> _Objective_: Each line that holds the word "grammes" counts once; report the total and nothing else.

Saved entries
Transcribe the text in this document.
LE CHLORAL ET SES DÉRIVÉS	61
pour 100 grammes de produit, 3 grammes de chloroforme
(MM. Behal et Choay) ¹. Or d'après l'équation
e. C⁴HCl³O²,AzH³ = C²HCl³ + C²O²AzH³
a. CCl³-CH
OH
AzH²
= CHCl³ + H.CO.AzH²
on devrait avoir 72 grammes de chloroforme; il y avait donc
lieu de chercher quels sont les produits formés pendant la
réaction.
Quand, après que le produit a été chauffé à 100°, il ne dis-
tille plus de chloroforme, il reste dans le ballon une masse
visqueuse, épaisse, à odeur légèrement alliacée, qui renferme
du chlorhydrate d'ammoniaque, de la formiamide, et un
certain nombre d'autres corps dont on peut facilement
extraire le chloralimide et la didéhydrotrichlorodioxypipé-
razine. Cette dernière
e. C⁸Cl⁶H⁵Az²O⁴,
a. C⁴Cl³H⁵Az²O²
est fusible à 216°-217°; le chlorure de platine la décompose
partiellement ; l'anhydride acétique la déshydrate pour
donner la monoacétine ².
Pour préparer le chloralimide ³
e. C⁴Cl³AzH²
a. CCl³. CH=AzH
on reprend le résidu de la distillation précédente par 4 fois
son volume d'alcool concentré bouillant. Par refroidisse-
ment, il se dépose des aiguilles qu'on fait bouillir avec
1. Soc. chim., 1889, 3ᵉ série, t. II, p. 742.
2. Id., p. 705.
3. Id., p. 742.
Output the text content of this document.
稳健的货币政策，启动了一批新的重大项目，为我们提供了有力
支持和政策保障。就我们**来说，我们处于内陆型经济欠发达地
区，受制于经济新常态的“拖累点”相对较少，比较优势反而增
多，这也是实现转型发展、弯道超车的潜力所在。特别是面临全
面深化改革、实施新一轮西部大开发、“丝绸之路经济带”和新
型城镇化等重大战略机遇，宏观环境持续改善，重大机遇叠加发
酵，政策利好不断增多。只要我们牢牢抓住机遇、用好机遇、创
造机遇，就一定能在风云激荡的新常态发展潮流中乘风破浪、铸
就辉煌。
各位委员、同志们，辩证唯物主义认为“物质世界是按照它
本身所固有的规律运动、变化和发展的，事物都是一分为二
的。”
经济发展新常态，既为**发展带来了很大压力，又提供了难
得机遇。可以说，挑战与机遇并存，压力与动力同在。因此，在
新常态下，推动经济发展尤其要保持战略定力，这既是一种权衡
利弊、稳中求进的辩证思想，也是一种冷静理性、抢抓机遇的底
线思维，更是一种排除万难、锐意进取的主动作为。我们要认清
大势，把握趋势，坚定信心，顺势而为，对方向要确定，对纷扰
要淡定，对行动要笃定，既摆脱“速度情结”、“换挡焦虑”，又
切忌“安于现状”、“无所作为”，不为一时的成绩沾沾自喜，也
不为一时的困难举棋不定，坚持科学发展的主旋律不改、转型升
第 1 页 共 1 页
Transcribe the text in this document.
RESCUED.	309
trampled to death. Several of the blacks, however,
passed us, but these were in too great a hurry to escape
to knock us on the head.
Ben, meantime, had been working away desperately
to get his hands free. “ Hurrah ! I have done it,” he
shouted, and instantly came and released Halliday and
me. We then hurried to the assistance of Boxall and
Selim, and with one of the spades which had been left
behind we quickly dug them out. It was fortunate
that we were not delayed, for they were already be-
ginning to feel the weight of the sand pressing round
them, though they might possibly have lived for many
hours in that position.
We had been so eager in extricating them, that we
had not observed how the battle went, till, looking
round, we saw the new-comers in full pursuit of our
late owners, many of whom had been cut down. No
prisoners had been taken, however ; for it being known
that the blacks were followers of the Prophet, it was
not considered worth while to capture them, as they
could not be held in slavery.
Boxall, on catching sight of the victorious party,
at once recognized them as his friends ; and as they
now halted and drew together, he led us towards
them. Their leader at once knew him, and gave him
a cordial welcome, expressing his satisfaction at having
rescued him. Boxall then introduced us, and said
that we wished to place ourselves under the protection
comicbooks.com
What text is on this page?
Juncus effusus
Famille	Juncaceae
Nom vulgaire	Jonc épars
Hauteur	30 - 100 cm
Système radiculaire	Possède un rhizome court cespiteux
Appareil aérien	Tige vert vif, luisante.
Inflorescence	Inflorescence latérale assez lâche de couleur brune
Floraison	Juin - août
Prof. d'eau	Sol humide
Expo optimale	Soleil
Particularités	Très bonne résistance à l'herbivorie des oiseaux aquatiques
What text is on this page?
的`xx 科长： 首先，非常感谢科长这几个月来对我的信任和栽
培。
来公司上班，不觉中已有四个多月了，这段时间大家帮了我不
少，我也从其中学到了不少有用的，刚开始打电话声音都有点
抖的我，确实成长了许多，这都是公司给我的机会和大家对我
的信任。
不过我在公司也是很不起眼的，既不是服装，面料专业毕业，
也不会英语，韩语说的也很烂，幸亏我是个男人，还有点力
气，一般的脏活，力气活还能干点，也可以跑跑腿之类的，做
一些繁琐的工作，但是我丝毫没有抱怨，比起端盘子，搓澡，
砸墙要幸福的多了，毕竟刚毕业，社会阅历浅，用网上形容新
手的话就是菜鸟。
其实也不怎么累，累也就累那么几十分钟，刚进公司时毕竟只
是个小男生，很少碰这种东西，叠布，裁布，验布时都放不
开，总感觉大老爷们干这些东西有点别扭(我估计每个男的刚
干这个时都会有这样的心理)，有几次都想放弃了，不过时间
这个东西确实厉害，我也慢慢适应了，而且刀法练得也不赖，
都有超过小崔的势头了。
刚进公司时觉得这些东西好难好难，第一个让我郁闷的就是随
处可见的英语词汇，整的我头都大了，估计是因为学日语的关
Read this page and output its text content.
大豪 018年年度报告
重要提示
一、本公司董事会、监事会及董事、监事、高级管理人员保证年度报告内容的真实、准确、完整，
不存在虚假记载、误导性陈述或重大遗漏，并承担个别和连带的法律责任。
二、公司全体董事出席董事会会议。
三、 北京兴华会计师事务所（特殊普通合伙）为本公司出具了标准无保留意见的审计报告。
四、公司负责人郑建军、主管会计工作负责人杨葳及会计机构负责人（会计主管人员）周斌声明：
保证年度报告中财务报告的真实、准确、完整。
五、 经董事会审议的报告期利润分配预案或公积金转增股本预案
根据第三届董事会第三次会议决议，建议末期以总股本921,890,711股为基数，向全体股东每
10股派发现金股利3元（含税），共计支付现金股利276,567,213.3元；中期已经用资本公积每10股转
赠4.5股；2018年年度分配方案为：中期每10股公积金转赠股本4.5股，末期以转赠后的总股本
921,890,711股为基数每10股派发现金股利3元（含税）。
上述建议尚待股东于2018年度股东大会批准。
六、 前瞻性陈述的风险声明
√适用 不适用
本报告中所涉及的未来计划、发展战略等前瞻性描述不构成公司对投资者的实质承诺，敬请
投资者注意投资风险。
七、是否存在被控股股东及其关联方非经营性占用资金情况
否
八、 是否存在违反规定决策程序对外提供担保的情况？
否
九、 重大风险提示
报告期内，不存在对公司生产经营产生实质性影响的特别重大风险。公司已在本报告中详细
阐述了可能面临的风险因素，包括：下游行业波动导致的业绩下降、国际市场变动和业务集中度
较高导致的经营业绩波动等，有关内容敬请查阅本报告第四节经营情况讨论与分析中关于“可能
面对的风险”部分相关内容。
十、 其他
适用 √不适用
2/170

> _Completed exercise_: 2